───── Data supplied
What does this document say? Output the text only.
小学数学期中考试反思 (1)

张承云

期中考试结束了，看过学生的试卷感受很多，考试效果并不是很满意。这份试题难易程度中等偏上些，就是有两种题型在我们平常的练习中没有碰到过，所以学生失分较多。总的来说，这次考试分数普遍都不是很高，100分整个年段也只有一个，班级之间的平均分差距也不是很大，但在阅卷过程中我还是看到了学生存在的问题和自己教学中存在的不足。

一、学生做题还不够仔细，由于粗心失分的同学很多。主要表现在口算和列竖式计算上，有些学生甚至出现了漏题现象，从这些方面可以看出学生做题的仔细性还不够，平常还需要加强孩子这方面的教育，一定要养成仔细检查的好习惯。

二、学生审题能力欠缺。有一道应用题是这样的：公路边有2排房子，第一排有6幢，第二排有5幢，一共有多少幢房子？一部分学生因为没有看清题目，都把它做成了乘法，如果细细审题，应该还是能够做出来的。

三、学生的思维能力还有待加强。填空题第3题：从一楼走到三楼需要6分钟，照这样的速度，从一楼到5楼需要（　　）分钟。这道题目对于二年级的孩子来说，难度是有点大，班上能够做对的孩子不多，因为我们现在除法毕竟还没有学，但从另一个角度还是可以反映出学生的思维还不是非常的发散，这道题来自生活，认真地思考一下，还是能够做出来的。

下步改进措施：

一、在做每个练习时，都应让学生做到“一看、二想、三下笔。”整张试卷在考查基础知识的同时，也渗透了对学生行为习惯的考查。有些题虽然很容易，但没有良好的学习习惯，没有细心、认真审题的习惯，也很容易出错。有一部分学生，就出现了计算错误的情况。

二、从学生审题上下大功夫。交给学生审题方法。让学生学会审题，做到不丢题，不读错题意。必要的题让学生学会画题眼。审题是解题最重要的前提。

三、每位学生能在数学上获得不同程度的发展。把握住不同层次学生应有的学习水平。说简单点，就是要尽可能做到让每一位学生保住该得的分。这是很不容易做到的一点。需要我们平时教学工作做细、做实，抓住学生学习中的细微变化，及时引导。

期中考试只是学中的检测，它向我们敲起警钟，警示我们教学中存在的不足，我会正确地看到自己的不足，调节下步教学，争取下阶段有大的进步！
──────────
Your objective:
Once more, set down the full listing, verbatim.

Reply:
What does this document say? Output the text only.
小学数学期中考试反思 (1)

张承云

期中考试结束了，看过学生的试卷感受很多，考试效果并不是很满意。这份试题难易程度中等偏上些，就是有两种题型在我们平常的练习中没有碰到过，所以学生失分较多。总的来说，这次考试分数普遍都不是很高，100分整个年段也只有一个，班级之间的平均分差距也不是很大，但在阅卷过程中我还是看到了学生存在的问题和自己教学中存在的不足。

一、学生做题还不够仔细，由于粗心失分的同学很多。主要表现在口算和列竖式计算上，有些学生甚至出现了漏题现象，从这些方面可以看出学生做题的仔细性还不够，平常还需要加强孩子这方面的教育，一定要养成仔细检查的好习惯。

二、学生审题能力欠缺。有一道应用题是这样的：公路边有2排房子，第一排有6幢，第二排有5幢，一共有多少幢房子？一部分学生因为没有看清题目，都把它做成了乘法，如果细细审题，应该还是能够做出来的。

三、学生的思维能力还有待加强。填空题第3题：从一楼走到三楼需要6分钟，照这样的速度，从一楼到5楼需要（　　）分钟。这道题目对于二年级的孩子来说，难度是有点大，班上能够做对的孩子不多，因为我们现在除法毕竟还没有学，但从另一个角度还是可以反映出学生的思维还不是非常的发散，这道题来自生活，认真地思考一下，还是能够做出来的。

下步改进措施：

一、在做每个练习时，都应让学生做到“一看、二想、三下笔。”整张试卷在考查基础知识的同时，也渗透了对学生行为习惯的考查。有些题虽然很容易，但没有良好的学习习惯，没有细心、认真审题的习惯，也很容易出错。有一部分学生，就出现了计算错误的情况。

二、从学生审题上下大功夫。交给学生审题方法。让学生学会审题，做到不丢题，不读错题意。必要的题让学生学会画题眼。审题是解题最重要的前提。

三、每位学生能在数学上获得不同程度的发展。把握住不同层次学生应有的学习水平。说简单点，就是要尽可能做到让每一位学生保住该得的分。这是很不容易做到的一点。需要我们平时教学工作做细、做实，抓住学生学习中的细微变化，及时引导。

期中考试只是学中的检测，它向我们敲起警钟，警示我们教学中存在的不足，我会正确地看到自己的不足，调节下步教学，争取下阶段有大的进步！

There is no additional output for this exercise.